*The records*:
* start *

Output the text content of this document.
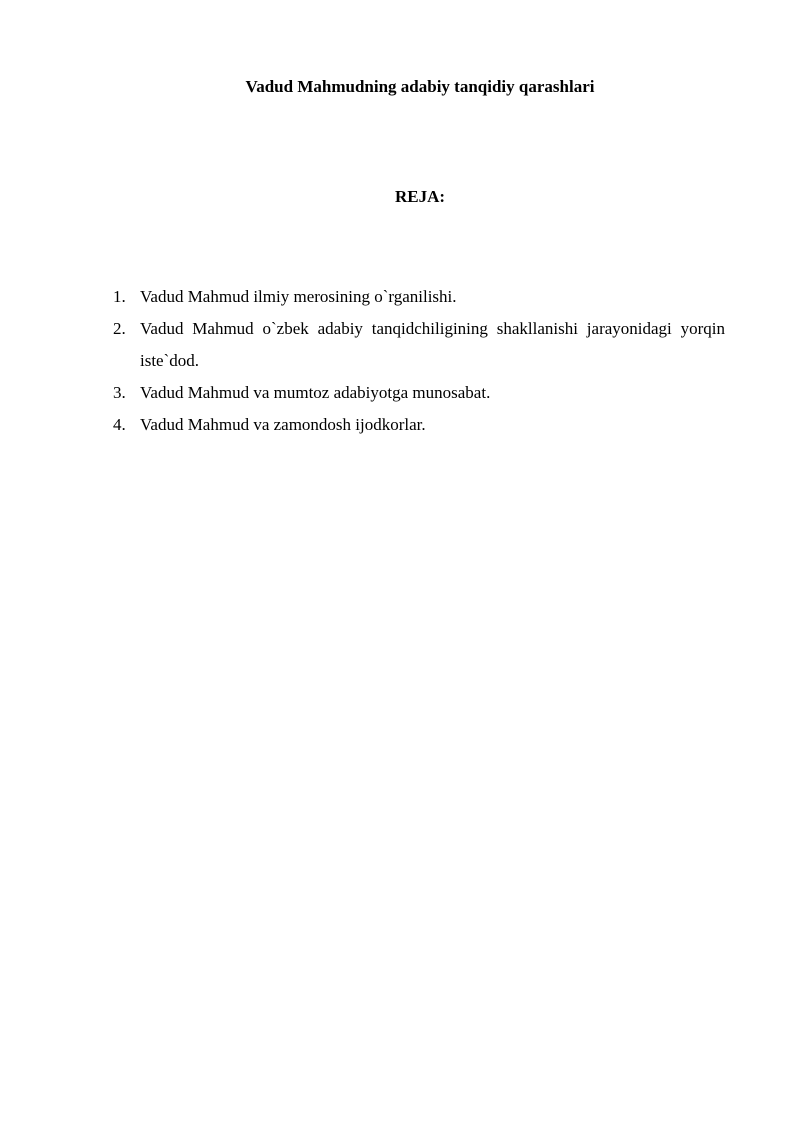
Vadud Mahmudning adabiy tanqidiy qarashlari
REJA:
1. Vadud Mahmud ilmiy merosining o`rganilishi.
2. Vadud Mahmud o`zbek adabiy tanqidchiligining shakllanishi jarayonidagi yorqin iste`dod.
3. Vadud Mahmud va mumtoz adabiyotga munosabat.
4. Vadud Mahmud va zamondosh ijodkorlar.
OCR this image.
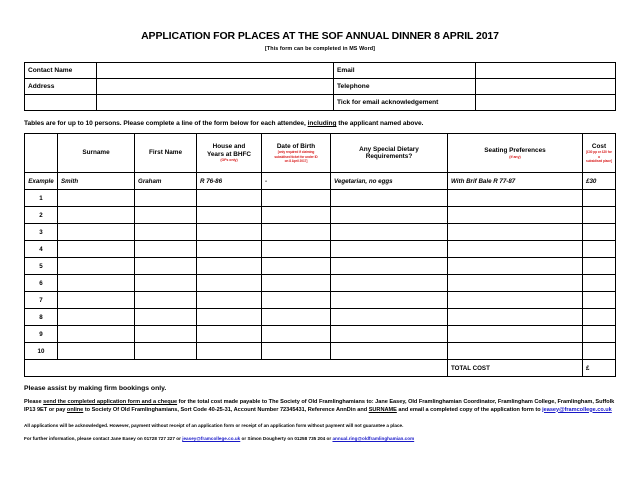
APPLICATION FOR PLACES AT THE SOF ANNUAL DINNER 8 APRIL 2017
[This form can be completed in MS Word]
Contact Name		Email	
Address		Telephone	
		Tick for email acknowledgement	
Tables are for up to 10 persons. Please complete a line of the form below for each attendee, including the applicant named above.
	Surname	First Name	House and
Years at BHFC
(OFs only)	Date of Birth
[only required if claiming
subsidised ticket for under ID
on 8 April 2017]	Any Special Dietary
Requirements?	Seating Preferences
(if any)	Cost
[£30 pp or £20 for a
subsidised place]

Example	Smith	Graham	R 76-86	-	Vegetarian, no eggs	With Brif Bale R 77-87	£30
1							
2							
3							
4							
5							
6							
7							
8							
9							
10							
						TOTAL COST	£
Please assist by making firm bookings only.
Please send the completed application form and a cheque for the total cost made payable to The Society of Old Framlinghamians to: Jane Easey, Old Framlinghamian Coordinator, Framlingham College, Framlingham, Suffolk IP13 9ET or pay online to Society Of Old Framlinghamians, Sort Code 40-25-31, Account Number 72345431, Reference AnnDin and SURNAME and email a completed copy of the application form to jeasey@framcollege.co.uk
All applications will be acknowledged. However, payment without receipt of an application form or receipt of an application form without payment will not guarantee a place.
For further information, please contact Jane Easey on 01728 727 227 or jeasey@framcollege.co.uk or Simon Dougherty on 01258 735 204 or annual.ring@oldframlinghamian.com
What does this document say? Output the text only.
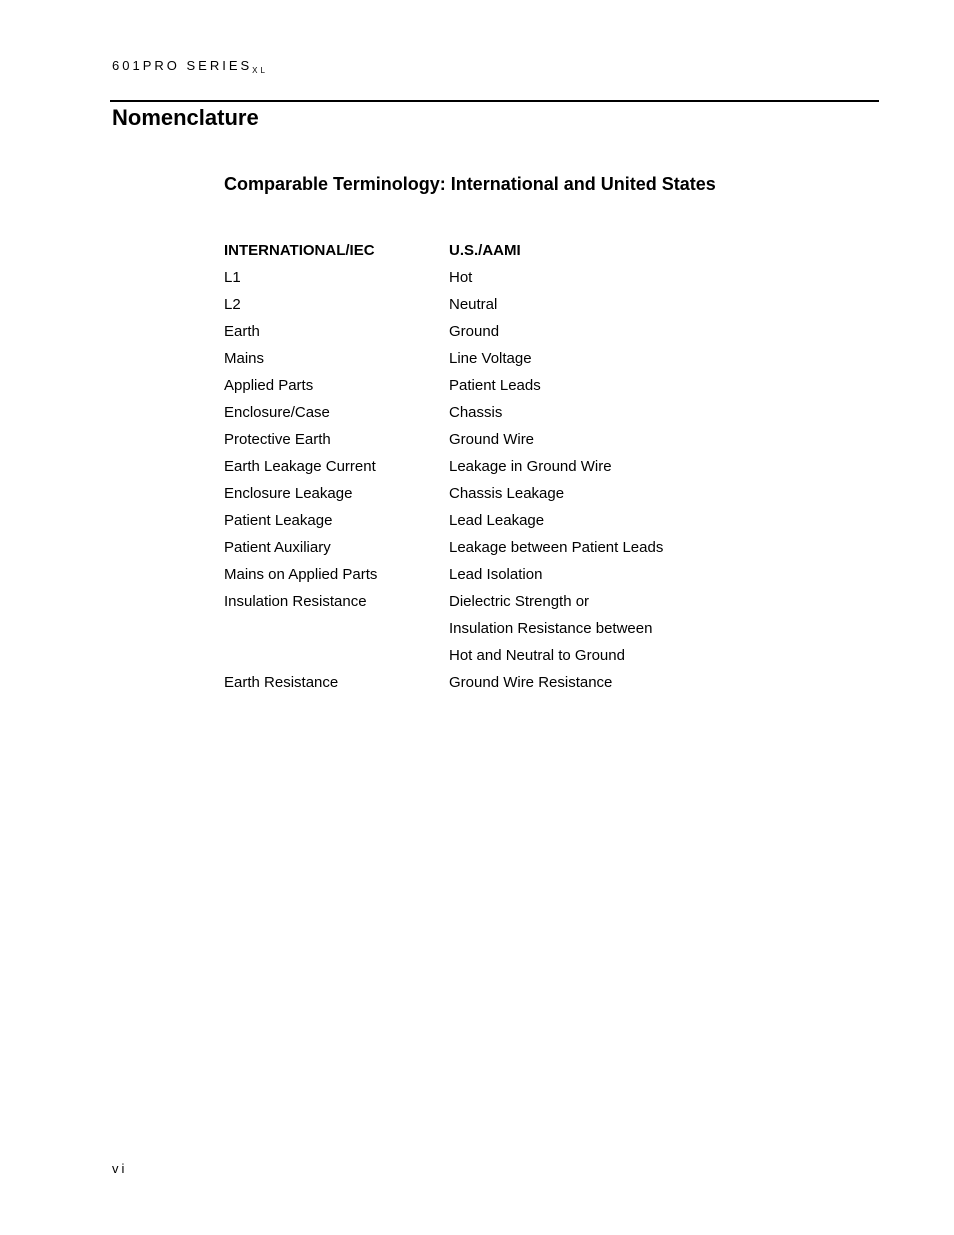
601PRO $SERIES_{XL}$
Nomenclature
Comparable Terminology: International and United States
INTERNATIONAL/IEC	U.S./AAMI
L1	Hot
L2	Neutral
Earth	Ground
Mains	Line Voltage
Applied Parts	Patient Leads
Enclosure/Case	Chassis
Protective Earth	Ground Wire
Earth Leakage Current	Leakage in Ground Wire
Enclosure Leakage	Chassis Leakage
Patient Leakage	Lead Leakage
Patient Auxiliary	Leakage between Patient Leads
Mains on Applied Parts	Lead Isolation
Insulation Resistance	Dielectric Strength or
Insulation Resistance between
Hot and Neutral to Ground
Earth Resistance	Ground Wire Resistance
vi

* end *

Your task is to return the entries above exactly, with no pictures.

Output the text content of this document.
Vadud Mahmudning adabiy tanqidiy qarashlari
REJA:
1. Vadud Mahmud ilmiy merosining o`rganilishi.
2. Vadud Mahmud o`zbek adabiy tanqidchiligining shakllanishi jarayonidagi yorqin iste`dod.
3. Vadud Mahmud va mumtoz adabiyotga munosabat.
4. Vadud Mahmud va zamondosh ijodkorlar.
OCR this image.
APPLICATION FOR PLACES AT THE SOF ANNUAL DINNER 8 APRIL 2017
[This form can be completed in MS Word]
Contact Name		Email	
Address		Telephone	
		Tick for email acknowledgement	
Tables are for up to 10 persons. Please complete a line of the form below for each attendee, including the applicant named above.
	Surname	First Name	House and
Years at BHFC
(OFs only)	Date of Birth
[only required if claiming
subsidised ticket for under ID
on 8 April 2017]	Any Special Dietary
Requirements?	Seating Preferences
(if any)	Cost
[£30 pp or £20 for a
subsidised place]

Example	Smith	Graham	R 76-86	-	Vegetarian, no eggs	With Brif Bale R 77-87	£30
1							
2							
3							
4							
5							
6							
7							
8							
9							
10							
						TOTAL COST	£
Please assist by making firm bookings only.
Please send the completed application form and a cheque for the total cost made payable to The Society of Old Framlinghamians to: Jane Easey, Old Framlinghamian Coordinator, Framlingham College, Framlingham, Suffolk IP13 9ET or pay online to Society Of Old Framlinghamians, Sort Code 40-25-31, Account Number 72345431, Reference AnnDin and SURNAME and email a completed copy of the application form to jeasey@framcollege.co.uk
All applications will be acknowledged. However, payment without receipt of an application form or receipt of an application form without payment will not guarantee a place.
For further information, please contact Jane Easey on 01728 727 227 or jeasey@framcollege.co.uk or Simon Dougherty on 01258 735 204 or annual.ring@oldframlinghamian.com
What does this document say? Output the text only.
601PRO $SERIES_{XL}$
Nomenclature
Comparable Terminology: International and United States
INTERNATIONAL/IEC	U.S./AAMI
L1	Hot
L2	Neutral
Earth	Ground
Mains	Line Voltage
Applied Parts	Patient Leads
Enclosure/Case	Chassis
Protective Earth	Ground Wire
Earth Leakage Current	Leakage in Ground Wire
Enclosure Leakage	Chassis Leakage
Patient Leakage	Lead Leakage
Patient Auxiliary	Leakage between Patient Leads
Mains on Applied Parts	Lead Isolation
Insulation Resistance	Dielectric Strength or
Insulation Resistance between
Hot and Neutral to Ground
Earth Resistance	Ground Wire Resistance
vi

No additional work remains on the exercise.